--- Start of Exercise input ---
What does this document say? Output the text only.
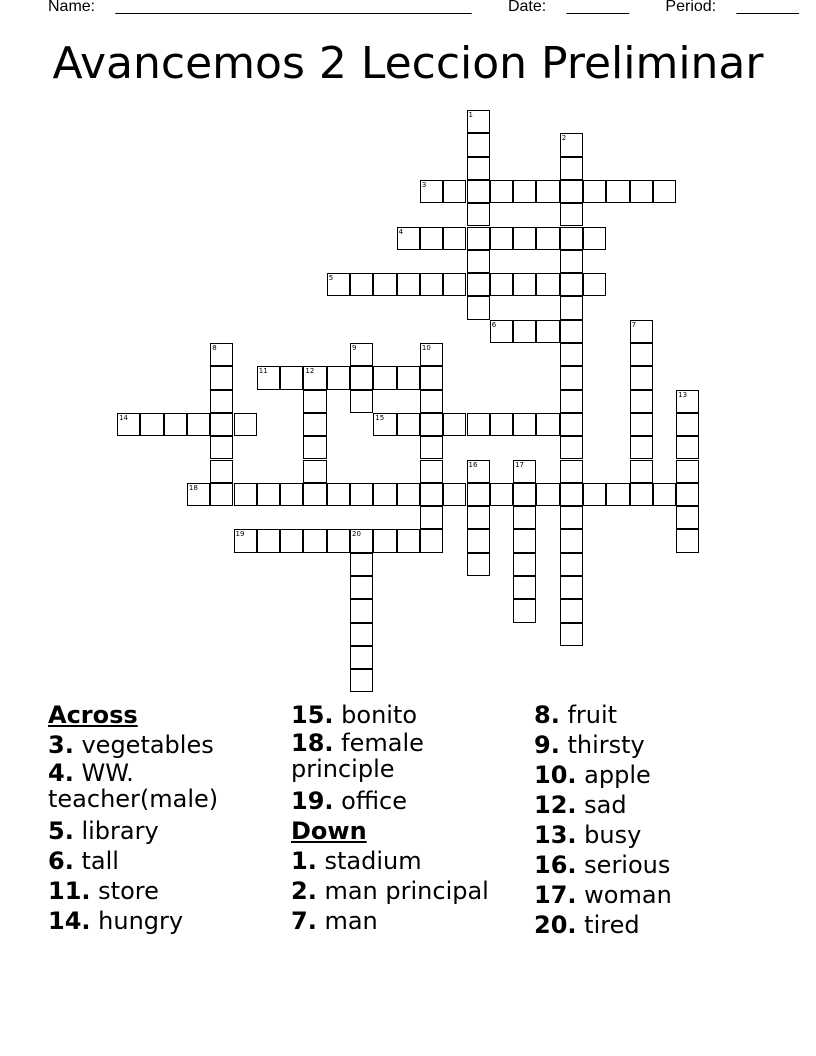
Name: ________________________________________ Date: _______ Period: _______
Avancemos 2 Leccion Preliminar
3
4
5
6
11	12
14	15
18
19	20
1
2
7
8	9	10
13
16	17
Across
3. vegetables
4. WW. teacher(male)
5. library
6. tall
11. store
14. hungry
15. bonito
18. female principle
19. office
Down
1. stadium
2. man principal
7. man
8. fruit
9. thirsty
10. apple
12. sad
13. busy
16. serious
17. woman
20. tired
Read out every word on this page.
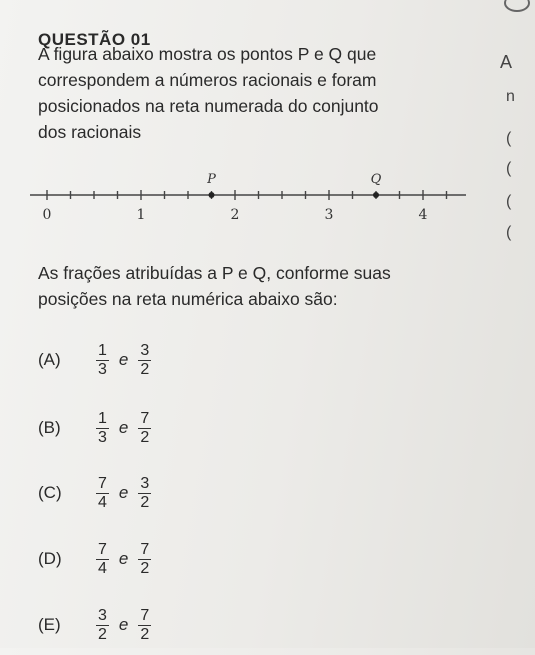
QUESTÃO 01

A figura abaixo mostra os pontos P e Q que
correspondem a números racionais e foram
posicionados na reta numerada do conjunto
dos racionais

0	1	2	3	4
P	Q

As frações atribuídas a P e Q, conforme suas
posições na reta numérica abaixo são:

(A)	$\frac{1}{3}$ e $\frac{3}{2}$
(B)	$\frac{1}{3}$ e $\frac{7}{2}$
(C)	$\frac{7}{4}$ e $\frac{3}{2}$
(D)	$\frac{7}{4}$ e $\frac{7}{2}$
(E)	$\frac{3}{2}$ e $\frac{7}{2}$
A
n
(
(
(
(
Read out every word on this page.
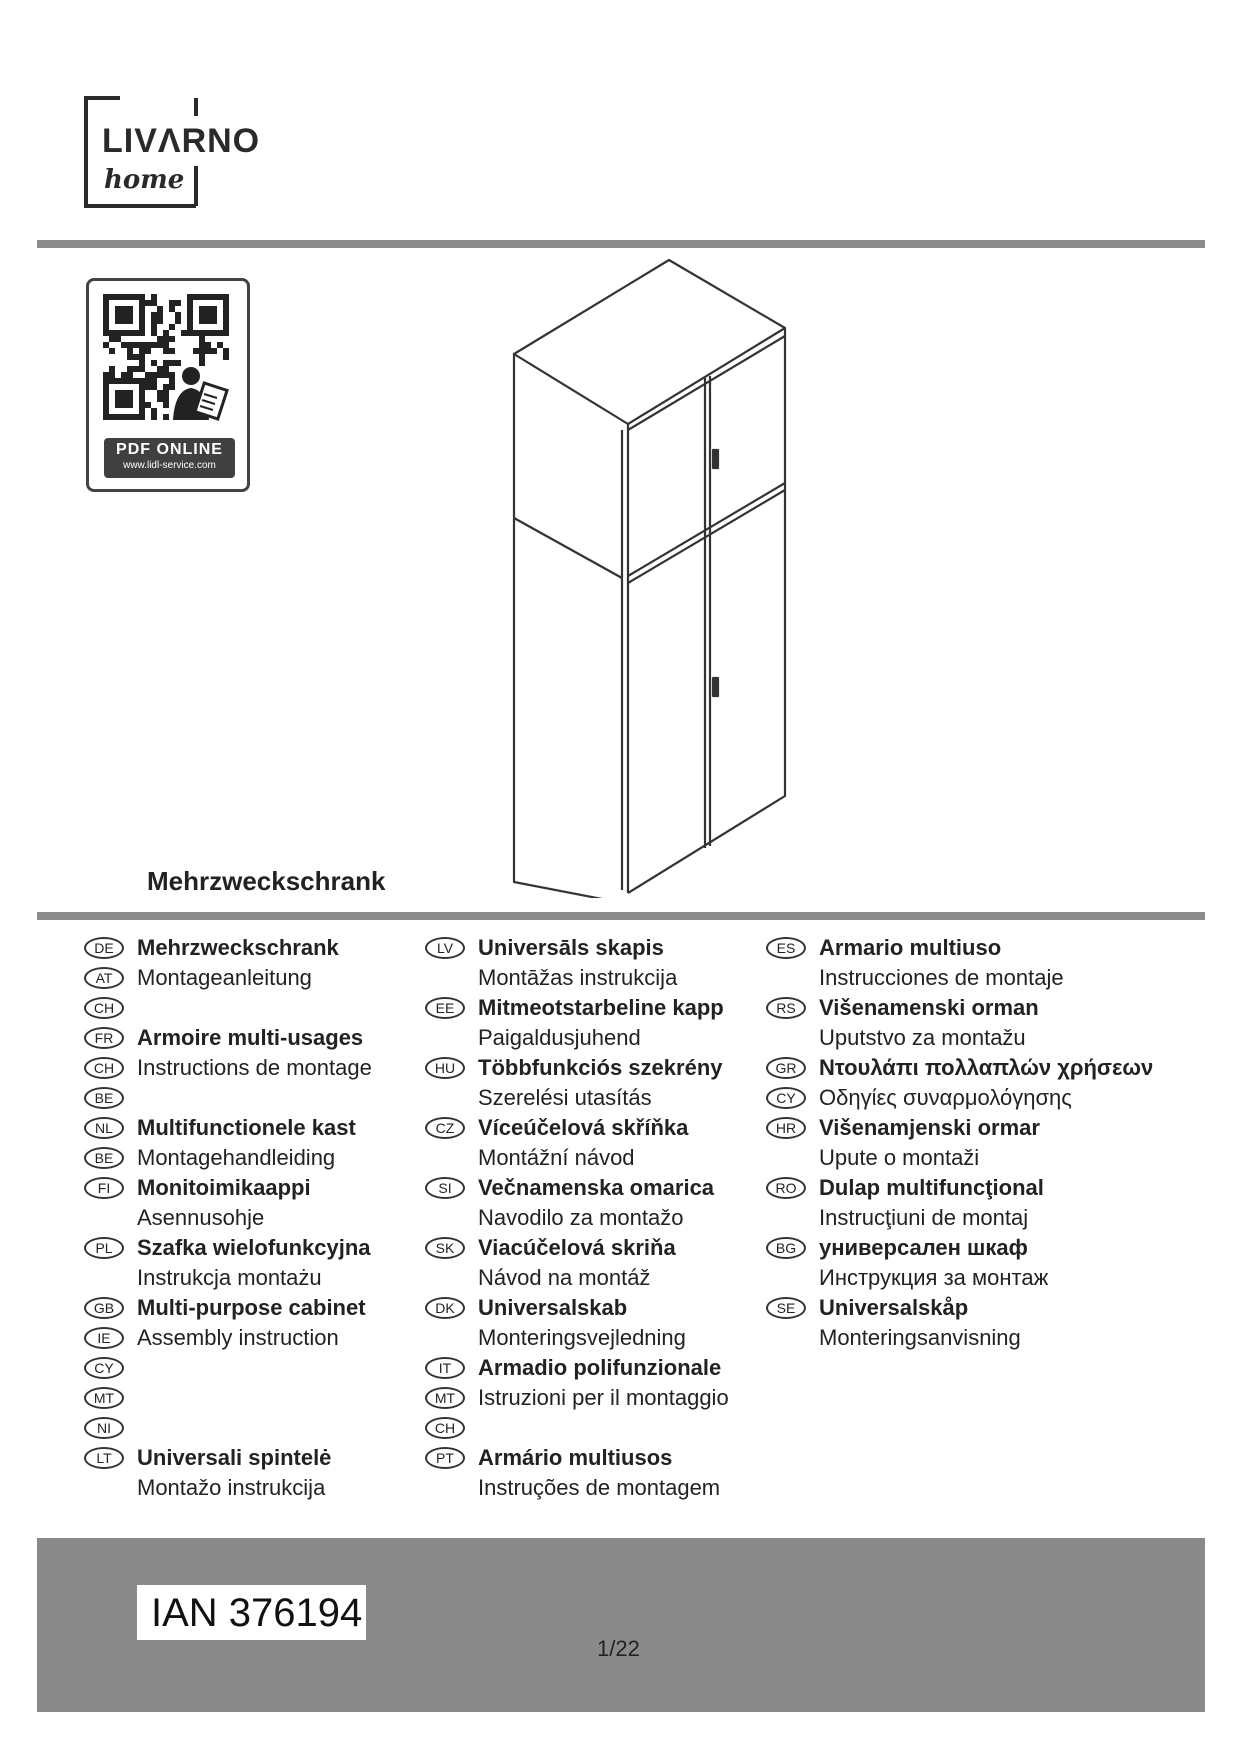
LIVΛRNO
home
PDF ONLINE
www.lidl-service.com
Mehrzweckschrank
DE	Mehrzweckschrank
AT	Montageanleitung
CH
FR	Armoire multi-usages
CH	Instructions de montage
BE
NL	Multifunctionele kast
BE	Montagehandleiding
FI	Monitoimikaappi
Asennusohje
PL	Szafka wielofunkcyjna
Instrukcja montażu
GB	Multi-purpose cabinet
IE	Assembly instruction
CY
MT
NI
LT	Universali spintelė
Montažo instrukcija
LV	Universāls skapis
Montāžas instrukcija
EE	Mitmeotstarbeline kapp
Paigaldusjuhend
HU	Többfunkciós szekrény
Szerelési utasítás
CZ	Víceúčelová skříňka
Montážní návod
SI	Večnamenska omarica
Navodilo za montažo
SK	Viacúčelová skriňa
Návod na montáž
DK	Universalskab
Monteringsvejledning
IT	Armadio polifunzionale
MT	Istruzioni per il montaggio
CH
PT	Armário multiusos
Instruções de montagem
ES	Armario multiuso
Instrucciones de montaje
RS	Višenamenski orman
Uputstvo za montažu
GR	Ντουλάπι πολλαπλών χρήσεων
CY	Οδηγίες συναρμολόγησης
HR	Višenamjenski ormar
Upute o montaži
RO	Dulap multifuncţional
Instrucţiuni de montaj
BG	универсален шкаф
Инструкция за монтаж
SE	Universalskåp
Monteringsanvisning
IAN 376194
1/22
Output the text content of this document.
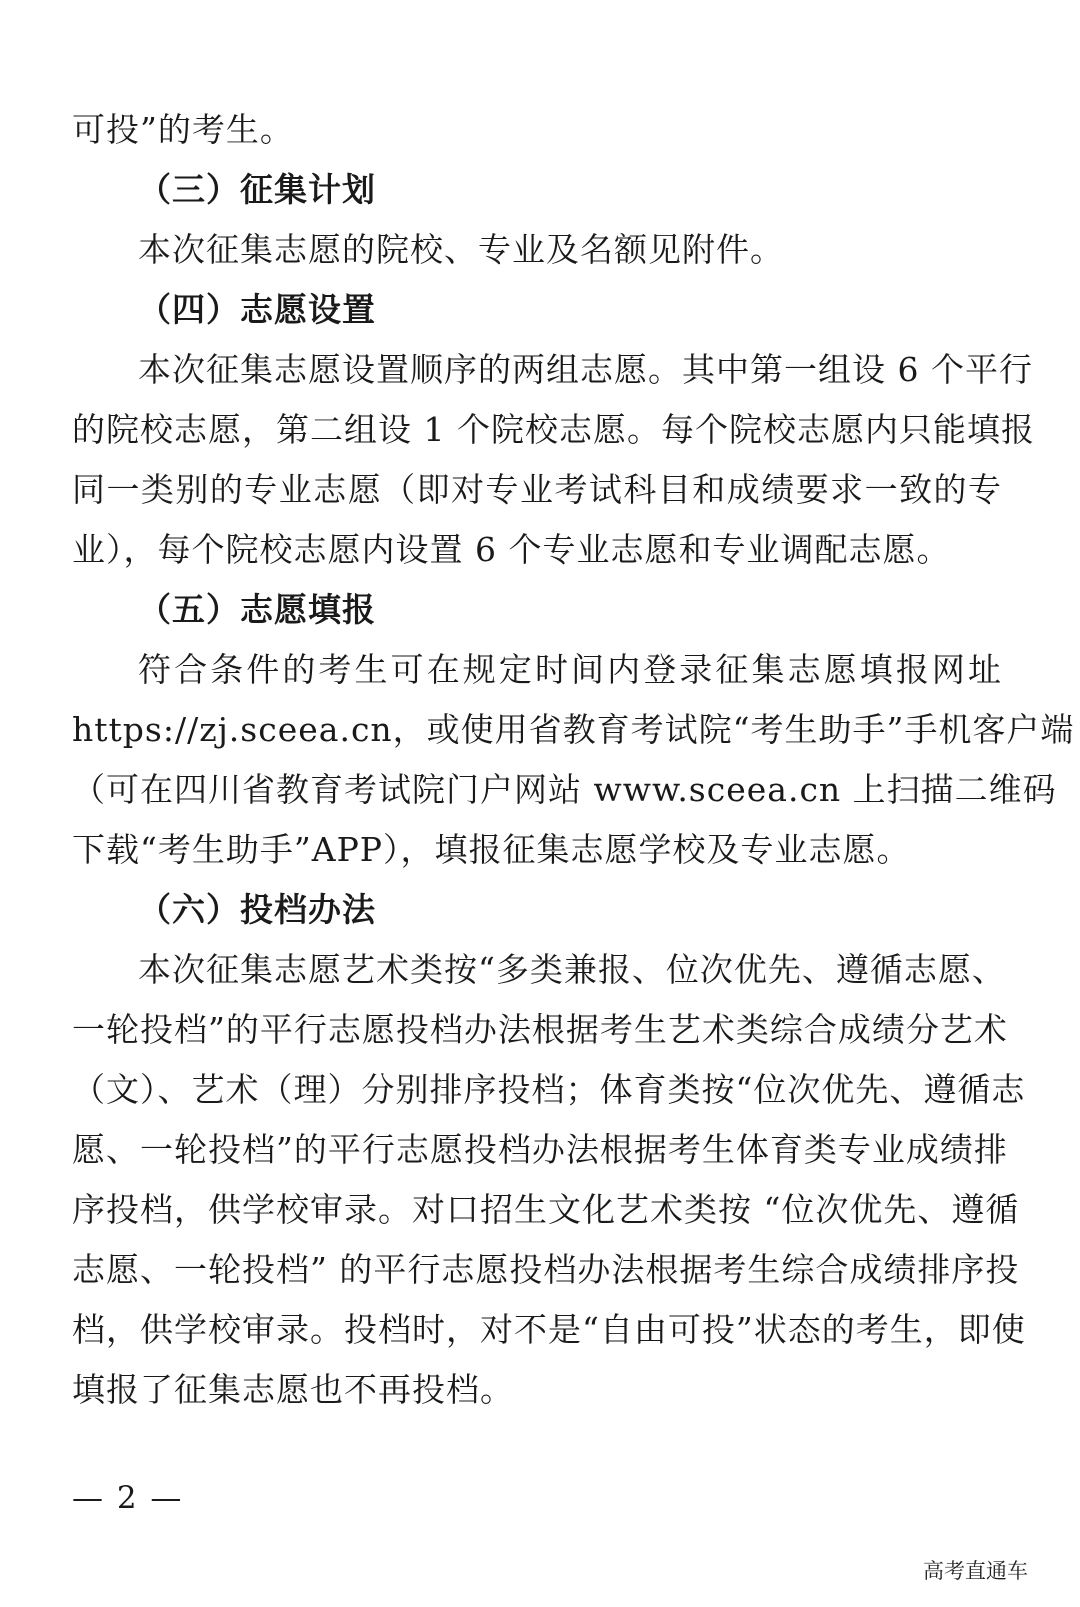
可投”的考生。
（三）征集计划
本次征集志愿的院校、专业及名额见附件。
（四）志愿设置
本次征集志愿设置顺序的两组志愿。其中第一组设 6 个平行
的院校志愿，第二组设 1 个院校志愿。每个院校志愿内只能填报
同一类别的专业志愿（即对专业考试科目和成绩要求一致的专
业），每个院校志愿内设置 6 个专业志愿和专业调配志愿。
（五）志愿填报
符合条件的考生可在规定时间内登录征集志愿填报网址
https://zj.sceea.cn，或使用省教育考试院“考生助手”手机客户端
（可在四川省教育考试院门户网站 www.sceea.cn 上扫描二维码
下载“考生助手”APP），填报征集志愿学校及专业志愿。
（六）投档办法
本次征集志愿艺术类按“多类兼报、位次优先、遵循志愿、
一轮投档”的平行志愿投档办法根据考生艺术类综合成绩分艺术
（文）、艺术（理）分别排序投档；体育类按“位次优先、遵循志
愿、一轮投档”的平行志愿投档办法根据考生体育类专业成绩排
序投档，供学校审录。对口招生文化艺术类按 “位次优先、遵循
志愿、一轮投档” 的平行志愿投档办法根据考生综合成绩排序投
档，供学校审录。投档时，对不是“自由可投”状态的考生，即使
填报了征集志愿也不再投档。
— 2 —
高考直通车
--- End of Exercise input ---
Pictures in the records above are left out; print everything else exactly as written.

» **Output of the task**:
What does this document say? Output the text only.
Name: ________________________________________ Date: _______ Period: _______
Avancemos 2 Leccion Preliminar
3
4
5
6
11	12
14	15
18
19	20
1
2
7
8	9	10
13
16	17
Across
3. vegetables
4. WW. teacher(male)
5. library
6. tall
11. store
14. hungry
15. bonito
18. female principle
19. office
Down
1. stadium
2. man principal
7. man
8. fruit
9. thirsty
10. apple
12. sad
13. busy
16. serious
17. woman
20. tired
Read out every word on this page.
QUESTÃO 01

A figura abaixo mostra os pontos P e Q que
correspondem a números racionais e foram
posicionados na reta numerada do conjunto
dos racionais

0	1	2	3	4
P	Q

As frações atribuídas a P e Q, conforme suas
posições na reta numérica abaixo são:

(A)	$\frac{1}{3}$ e $\frac{3}{2}$
(B)	$\frac{1}{3}$ e $\frac{7}{2}$
(C)	$\frac{7}{4}$ e $\frac{3}{2}$
(D)	$\frac{7}{4}$ e $\frac{7}{2}$
(E)	$\frac{3}{2}$ e $\frac{7}{2}$
A
n
(
(
(
(
Read out every word on this page.
LIVΛRNO
home
PDF ONLINE
www.lidl-service.com
Mehrzweckschrank
DE	Mehrzweckschrank
AT	Montageanleitung
CH
FR	Armoire multi-usages
CH	Instructions de montage
BE
NL	Multifunctionele kast
BE	Montagehandleiding
FI	Monitoimikaappi
Asennusohje
PL	Szafka wielofunkcyjna
Instrukcja montażu
GB	Multi-purpose cabinet
IE	Assembly instruction
CY
MT
NI
LT	Universali spintelė
Montažo instrukcija
LV	Universāls skapis
Montāžas instrukcija
EE	Mitmeotstarbeline kapp
Paigaldusjuhend
HU	Többfunkciós szekrény
Szerelési utasítás
CZ	Víceúčelová skříňka
Montážní návod
SI	Večnamenska omarica
Navodilo za montažo
SK	Viacúčelová skriňa
Návod na montáž
DK	Universalskab
Monteringsvejledning
IT	Armadio polifunzionale
MT	Istruzioni per il montaggio
CH
PT	Armário multiusos
Instruções de montagem
ES	Armario multiuso
Instrucciones de montaje
RS	Višenamenski orman
Uputstvo za montažu
GR	Ντουλάπι πολλαπλών χρήσεων
CY	Οδηγίες συναρμολόγησης
HR	Višenamjenski ormar
Upute o montaži
RO	Dulap multifuncţional
Instrucţiuni de montaj
BG	универсален шкаф
Инструкция за монтаж
SE	Universalskåp
Monteringsanvisning
IAN 376194
1/22
Output the text content of this document.
可投”的考生。
（三）征集计划
本次征集志愿的院校、专业及名额见附件。
（四）志愿设置
本次征集志愿设置顺序的两组志愿。其中第一组设 6 个平行
的院校志愿，第二组设 1 个院校志愿。每个院校志愿内只能填报
同一类别的专业志愿（即对专业考试科目和成绩要求一致的专
业），每个院校志愿内设置 6 个专业志愿和专业调配志愿。
（五）志愿填报
符合条件的考生可在规定时间内登录征集志愿填报网址
https://zj.sceea.cn，或使用省教育考试院“考生助手”手机客户端
（可在四川省教育考试院门户网站 www.sceea.cn 上扫描二维码
下载“考生助手”APP），填报征集志愿学校及专业志愿。
（六）投档办法
本次征集志愿艺术类按“多类兼报、位次优先、遵循志愿、
一轮投档”的平行志愿投档办法根据考生艺术类综合成绩分艺术
（文）、艺术（理）分别排序投档；体育类按“位次优先、遵循志
愿、一轮投档”的平行志愿投档办法根据考生体育类专业成绩排
序投档，供学校审录。对口招生文化艺术类按 “位次优先、遵循
志愿、一轮投档” 的平行志愿投档办法根据考生综合成绩排序投
档，供学校审录。投档时，对不是“自由可投”状态的考生，即使
填报了征集志愿也不再投档。
— 2 —
高考直通车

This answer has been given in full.